Using the material below, copy every line where "satisfied" appears.

- **Dataset records**

==================================================

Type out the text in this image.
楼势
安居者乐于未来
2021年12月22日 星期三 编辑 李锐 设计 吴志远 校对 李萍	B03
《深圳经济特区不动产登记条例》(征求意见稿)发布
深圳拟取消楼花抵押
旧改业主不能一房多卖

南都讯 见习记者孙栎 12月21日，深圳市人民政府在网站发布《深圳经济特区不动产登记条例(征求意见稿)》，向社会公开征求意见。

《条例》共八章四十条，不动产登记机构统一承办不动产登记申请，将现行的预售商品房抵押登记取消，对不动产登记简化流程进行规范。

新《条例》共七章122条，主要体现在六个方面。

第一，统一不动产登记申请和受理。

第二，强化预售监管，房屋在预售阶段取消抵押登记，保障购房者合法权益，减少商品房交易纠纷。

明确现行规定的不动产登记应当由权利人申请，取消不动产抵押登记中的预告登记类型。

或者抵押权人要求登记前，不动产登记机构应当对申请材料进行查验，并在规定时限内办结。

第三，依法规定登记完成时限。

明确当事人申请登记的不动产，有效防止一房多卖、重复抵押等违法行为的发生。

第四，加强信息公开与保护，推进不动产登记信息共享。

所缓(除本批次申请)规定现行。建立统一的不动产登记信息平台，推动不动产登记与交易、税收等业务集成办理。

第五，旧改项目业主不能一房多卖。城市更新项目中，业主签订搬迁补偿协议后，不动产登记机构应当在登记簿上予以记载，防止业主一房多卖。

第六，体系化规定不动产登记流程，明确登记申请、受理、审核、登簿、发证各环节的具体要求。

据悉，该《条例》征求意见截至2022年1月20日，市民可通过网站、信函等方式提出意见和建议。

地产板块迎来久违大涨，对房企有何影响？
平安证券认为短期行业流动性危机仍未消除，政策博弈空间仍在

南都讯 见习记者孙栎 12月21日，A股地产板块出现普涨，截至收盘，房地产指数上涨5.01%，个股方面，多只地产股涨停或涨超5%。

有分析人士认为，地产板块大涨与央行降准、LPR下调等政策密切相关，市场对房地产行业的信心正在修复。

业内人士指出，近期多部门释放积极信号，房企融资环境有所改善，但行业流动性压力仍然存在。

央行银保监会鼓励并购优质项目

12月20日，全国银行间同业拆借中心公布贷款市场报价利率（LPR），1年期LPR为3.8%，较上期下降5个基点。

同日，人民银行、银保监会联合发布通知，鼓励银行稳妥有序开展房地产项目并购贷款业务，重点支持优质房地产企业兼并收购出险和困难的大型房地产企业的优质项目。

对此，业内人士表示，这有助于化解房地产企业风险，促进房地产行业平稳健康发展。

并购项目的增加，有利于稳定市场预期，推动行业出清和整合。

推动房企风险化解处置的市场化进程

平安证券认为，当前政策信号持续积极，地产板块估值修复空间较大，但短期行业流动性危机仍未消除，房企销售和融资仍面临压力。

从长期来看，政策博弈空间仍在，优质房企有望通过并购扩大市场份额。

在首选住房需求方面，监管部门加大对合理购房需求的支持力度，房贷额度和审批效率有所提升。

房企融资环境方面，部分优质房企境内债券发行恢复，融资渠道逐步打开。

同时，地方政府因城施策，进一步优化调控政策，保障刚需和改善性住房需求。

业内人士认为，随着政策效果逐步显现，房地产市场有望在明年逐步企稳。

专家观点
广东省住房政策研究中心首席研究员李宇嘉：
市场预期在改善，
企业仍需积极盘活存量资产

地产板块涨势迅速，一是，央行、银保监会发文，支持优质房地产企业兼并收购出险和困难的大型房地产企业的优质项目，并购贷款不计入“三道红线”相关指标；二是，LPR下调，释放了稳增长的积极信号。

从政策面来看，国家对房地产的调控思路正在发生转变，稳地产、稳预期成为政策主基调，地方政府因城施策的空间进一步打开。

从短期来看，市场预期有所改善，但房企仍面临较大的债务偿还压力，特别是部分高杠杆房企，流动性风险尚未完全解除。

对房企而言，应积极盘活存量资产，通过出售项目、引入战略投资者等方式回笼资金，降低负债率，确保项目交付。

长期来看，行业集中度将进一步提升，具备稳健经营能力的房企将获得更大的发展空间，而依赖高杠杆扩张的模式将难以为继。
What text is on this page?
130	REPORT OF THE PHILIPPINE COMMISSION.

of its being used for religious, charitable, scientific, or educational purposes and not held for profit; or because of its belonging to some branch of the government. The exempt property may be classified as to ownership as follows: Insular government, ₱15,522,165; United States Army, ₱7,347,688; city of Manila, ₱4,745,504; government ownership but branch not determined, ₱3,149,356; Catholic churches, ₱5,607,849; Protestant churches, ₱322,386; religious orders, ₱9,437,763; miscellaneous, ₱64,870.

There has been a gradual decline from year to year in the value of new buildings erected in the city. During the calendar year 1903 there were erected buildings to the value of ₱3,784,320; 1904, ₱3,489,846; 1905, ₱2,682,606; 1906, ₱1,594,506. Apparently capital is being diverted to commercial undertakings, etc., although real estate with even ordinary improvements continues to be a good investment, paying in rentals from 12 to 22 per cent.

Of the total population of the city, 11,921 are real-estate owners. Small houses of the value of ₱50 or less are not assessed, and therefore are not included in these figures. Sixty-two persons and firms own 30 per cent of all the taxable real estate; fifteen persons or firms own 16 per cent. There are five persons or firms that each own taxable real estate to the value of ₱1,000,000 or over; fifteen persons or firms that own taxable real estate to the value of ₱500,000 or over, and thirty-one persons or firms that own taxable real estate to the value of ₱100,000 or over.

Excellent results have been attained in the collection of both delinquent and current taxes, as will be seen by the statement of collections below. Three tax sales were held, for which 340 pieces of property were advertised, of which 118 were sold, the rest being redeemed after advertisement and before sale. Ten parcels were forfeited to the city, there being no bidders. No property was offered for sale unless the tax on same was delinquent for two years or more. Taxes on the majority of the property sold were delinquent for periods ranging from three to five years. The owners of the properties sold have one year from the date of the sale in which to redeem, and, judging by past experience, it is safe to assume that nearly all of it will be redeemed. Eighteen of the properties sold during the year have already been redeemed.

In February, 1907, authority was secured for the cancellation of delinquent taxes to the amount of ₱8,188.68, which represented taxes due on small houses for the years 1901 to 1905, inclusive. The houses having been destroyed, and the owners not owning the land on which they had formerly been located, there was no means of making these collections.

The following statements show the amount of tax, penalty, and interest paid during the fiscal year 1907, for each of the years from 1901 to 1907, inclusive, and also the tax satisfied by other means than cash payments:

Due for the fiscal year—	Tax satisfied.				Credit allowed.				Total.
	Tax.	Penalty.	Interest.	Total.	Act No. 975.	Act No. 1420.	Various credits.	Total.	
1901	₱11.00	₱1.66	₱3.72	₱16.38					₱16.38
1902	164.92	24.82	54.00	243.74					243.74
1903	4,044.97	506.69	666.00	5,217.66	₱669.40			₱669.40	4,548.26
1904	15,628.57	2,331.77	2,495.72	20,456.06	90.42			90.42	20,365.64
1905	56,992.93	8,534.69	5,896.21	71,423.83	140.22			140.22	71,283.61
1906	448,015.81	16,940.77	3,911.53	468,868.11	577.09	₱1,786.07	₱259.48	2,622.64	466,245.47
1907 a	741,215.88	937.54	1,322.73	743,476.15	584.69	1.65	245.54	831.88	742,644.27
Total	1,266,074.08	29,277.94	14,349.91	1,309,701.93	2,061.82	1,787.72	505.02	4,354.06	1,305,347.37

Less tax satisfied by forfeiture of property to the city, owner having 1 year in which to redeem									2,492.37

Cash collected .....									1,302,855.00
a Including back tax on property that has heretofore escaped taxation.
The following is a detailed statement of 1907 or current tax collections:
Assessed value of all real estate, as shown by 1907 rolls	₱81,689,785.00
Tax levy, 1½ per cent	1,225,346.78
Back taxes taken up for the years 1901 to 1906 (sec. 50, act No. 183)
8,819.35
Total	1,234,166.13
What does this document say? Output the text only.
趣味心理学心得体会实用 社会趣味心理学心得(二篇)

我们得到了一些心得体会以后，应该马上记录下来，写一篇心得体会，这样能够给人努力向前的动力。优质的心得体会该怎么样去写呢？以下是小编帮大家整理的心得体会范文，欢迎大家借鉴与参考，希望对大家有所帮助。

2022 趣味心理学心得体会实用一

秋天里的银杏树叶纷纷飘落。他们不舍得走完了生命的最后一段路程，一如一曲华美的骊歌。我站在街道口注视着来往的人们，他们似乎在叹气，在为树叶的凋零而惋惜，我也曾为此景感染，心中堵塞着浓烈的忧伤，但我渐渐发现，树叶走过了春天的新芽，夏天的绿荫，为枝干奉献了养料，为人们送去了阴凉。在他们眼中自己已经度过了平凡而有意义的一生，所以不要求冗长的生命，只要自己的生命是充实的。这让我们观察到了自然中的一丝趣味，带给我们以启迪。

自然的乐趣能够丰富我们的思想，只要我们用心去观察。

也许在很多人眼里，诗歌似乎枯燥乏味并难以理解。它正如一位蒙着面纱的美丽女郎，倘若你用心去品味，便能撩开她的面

==================================================

- **WRITTEN ANSWER**
The following statements show the amount of tax, penalty, and interest paid during the fiscal year 1907, for each of the years from 1901 to 1907, inclusive, and also the tax satisfied by other means than cash payments:
Due for the fiscal year—	Tax satisfied.				Credit allowed.				Total.
Less tax satisfied by forfeiture of property to the city, owner having 1 year in which to redeem									2,492.37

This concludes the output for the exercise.